(Document passage):

»»

You see, Cook, the night watchman of a piano store, also runs a boarding house with his wife (Blanche Friderici). She is angry with one of the tenants, a struggling young songwriter (John Mack Brown) who has been playing the same melody on the piano all night, disturbing the other tenants. Brown's next door neighbor (Sally O'Neil), spontaneously starts humming loudly along with the melody; he overhears her, prompting a meeting which quickly turns to love. She happens to work for a music publishing firm run by two Jewish men (Joseph Cawthorn and Albert Conti) who seem like caricatures of the Shubert Brothers, a famous team of theatre owners who were known to bicker. They operate out of one of those buildings that gave the Alley its name, filled with cubicles in which songwriters or their song pluggers banged out their new tunes for potential buyers. The publishers spend as much time insulting each other or arranging dates with showgirls as they do picking potential hit songs. Several minutes are taken up with their linguistically fractured arguments, which amount to the insertion of vaudeville routines.

The oft-repeated song in question is "Someone," a charming composition by Oscar Levant (who also gave us "If You Want the Rainbow, You Must Have the Rain" and "Loveable and Sweet," to name just two, in the early "talkie" era). Both Brown and O'Neil sing it at different points in the film.

If you excised all of the shtick (including the cat and milk bottle scene) the actual plot would fill perhaps 45 minutes.

««

(Short task A): According to the film review, who composed the song "Someone"?
The records that come next are unrelated to the film review.

Data excerpts
»»

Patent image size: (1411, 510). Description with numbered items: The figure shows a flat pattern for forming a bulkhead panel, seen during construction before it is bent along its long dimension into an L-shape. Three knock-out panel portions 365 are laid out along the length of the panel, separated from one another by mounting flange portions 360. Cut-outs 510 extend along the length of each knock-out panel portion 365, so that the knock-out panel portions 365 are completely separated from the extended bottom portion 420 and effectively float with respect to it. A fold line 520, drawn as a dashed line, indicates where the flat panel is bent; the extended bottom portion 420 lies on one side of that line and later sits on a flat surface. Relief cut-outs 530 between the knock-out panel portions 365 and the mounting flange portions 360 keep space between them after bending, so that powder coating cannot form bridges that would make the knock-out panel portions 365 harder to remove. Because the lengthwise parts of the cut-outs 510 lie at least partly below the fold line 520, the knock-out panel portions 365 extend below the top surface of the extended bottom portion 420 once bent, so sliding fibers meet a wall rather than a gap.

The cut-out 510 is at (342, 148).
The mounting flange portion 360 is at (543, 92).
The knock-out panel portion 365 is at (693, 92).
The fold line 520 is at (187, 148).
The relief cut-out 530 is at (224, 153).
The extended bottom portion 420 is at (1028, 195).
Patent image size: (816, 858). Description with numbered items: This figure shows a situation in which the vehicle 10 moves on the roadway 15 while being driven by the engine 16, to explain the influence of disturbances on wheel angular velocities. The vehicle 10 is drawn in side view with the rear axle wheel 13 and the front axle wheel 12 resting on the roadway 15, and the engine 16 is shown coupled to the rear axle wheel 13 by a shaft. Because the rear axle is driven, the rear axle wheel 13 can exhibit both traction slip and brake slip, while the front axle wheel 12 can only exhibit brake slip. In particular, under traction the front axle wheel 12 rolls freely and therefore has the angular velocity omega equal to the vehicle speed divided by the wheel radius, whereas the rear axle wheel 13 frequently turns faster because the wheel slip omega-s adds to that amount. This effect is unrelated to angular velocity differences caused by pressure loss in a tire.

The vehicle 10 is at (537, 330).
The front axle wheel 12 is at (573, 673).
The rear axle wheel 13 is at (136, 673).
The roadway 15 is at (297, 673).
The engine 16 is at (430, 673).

««
»»

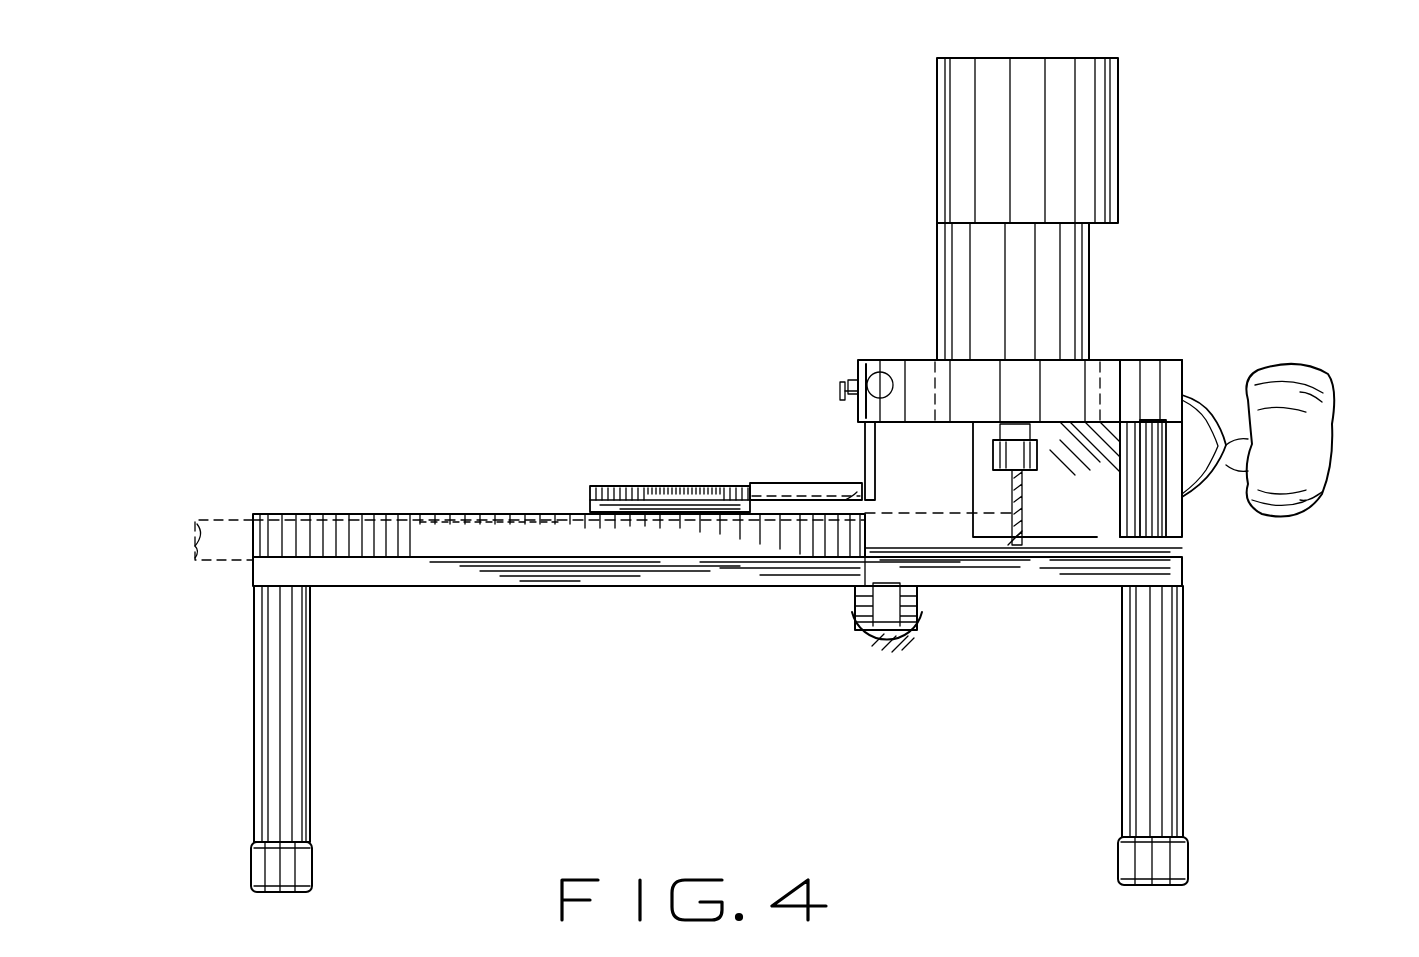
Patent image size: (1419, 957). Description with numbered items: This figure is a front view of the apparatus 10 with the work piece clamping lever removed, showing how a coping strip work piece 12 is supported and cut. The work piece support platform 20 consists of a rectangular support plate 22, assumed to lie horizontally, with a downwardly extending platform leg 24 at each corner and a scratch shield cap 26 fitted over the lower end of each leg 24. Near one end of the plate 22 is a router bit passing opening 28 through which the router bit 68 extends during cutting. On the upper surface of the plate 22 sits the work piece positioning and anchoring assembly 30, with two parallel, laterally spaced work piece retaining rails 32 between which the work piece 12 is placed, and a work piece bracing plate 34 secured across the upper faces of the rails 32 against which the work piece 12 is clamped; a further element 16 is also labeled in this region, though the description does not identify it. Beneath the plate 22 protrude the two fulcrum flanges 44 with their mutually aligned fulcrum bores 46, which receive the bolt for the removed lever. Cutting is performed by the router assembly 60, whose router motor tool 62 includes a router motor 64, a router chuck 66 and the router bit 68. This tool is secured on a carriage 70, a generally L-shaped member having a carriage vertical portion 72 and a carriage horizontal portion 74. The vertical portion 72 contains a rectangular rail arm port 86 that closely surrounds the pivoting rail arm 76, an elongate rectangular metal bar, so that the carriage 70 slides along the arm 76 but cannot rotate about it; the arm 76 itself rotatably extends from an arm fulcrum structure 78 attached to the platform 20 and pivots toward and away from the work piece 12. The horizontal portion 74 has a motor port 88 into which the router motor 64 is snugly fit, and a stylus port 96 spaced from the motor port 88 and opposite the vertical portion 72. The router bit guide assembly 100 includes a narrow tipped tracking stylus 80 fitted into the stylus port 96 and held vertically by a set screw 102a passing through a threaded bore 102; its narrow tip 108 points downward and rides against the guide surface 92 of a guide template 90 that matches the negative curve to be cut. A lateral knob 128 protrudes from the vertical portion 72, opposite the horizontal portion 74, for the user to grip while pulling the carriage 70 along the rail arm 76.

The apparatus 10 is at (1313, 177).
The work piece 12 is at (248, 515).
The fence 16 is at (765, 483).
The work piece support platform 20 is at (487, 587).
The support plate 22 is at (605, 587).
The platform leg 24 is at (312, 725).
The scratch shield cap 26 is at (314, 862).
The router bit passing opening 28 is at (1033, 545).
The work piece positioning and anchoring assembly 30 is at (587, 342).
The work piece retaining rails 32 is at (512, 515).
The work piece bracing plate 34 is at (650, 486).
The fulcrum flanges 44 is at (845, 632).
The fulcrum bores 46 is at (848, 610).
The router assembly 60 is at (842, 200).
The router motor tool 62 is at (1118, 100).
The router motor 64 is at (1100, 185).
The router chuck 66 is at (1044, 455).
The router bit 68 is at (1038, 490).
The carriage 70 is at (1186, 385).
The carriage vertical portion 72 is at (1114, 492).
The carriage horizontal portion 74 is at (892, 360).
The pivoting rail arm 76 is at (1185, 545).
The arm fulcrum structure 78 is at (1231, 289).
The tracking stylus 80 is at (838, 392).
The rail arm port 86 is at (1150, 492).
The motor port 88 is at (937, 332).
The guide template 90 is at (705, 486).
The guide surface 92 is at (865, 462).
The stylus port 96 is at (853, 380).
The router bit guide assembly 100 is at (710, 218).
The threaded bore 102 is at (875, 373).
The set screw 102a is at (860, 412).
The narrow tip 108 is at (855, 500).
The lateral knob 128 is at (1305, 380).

««

(Short task B): In the records, swap "bulkhead panel" for "partition panel" across the stretch from the line containing "Patent image size: (1411, 510)." through the line containing "The extended bottom portion 420 is", leaving everything else as it is. Return only those lines.

(Exercise solution A): Oscar Levant

(Exercise solution B):
Patent image size: (1411, 510). Description with numbered items: The figure shows a flat pattern for forming a partition panel, seen during construction before it is bent along its long dimension into an L-shape. Three knock-out panel portions 365 are laid out along the length of the panel, separated from one another by mounting flange portions 360. Cut-outs 510 extend along the length of each knock-out panel portion 365, so that the knock-out panel portions 365 are completely separated from the extended bottom portion 420 and effectively float with respect to it. A fold line 520, drawn as a dashed line, indicates where the flat panel is bent; the extended bottom portion 420 lies on one side of that line and later sits on a flat surface. Relief cut-outs 530 between the knock-out panel portions 365 and the mounting flange portions 360 keep space between them after bending, so that powder coating cannot form bridges that would make the knock-out panel portions 365 harder to remove. Because the lengthwise parts of the cut-outs 510 lie at least partly below the fold line 520, the knock-out panel portions 365 extend below the top surface of the extended bottom portion 420 once bent, so sliding fibers meet a wall rather than a gap.

The cut-out 510 is at (342, 148).
The mounting flange portion 360 is at (543, 92).
The knock-out panel portion 365 is at (693, 92).
The fold line 520 is at (187, 148).
The relief cut-out 530 is at (224, 153).
The extended bottom portion 420 is at (1028, 195).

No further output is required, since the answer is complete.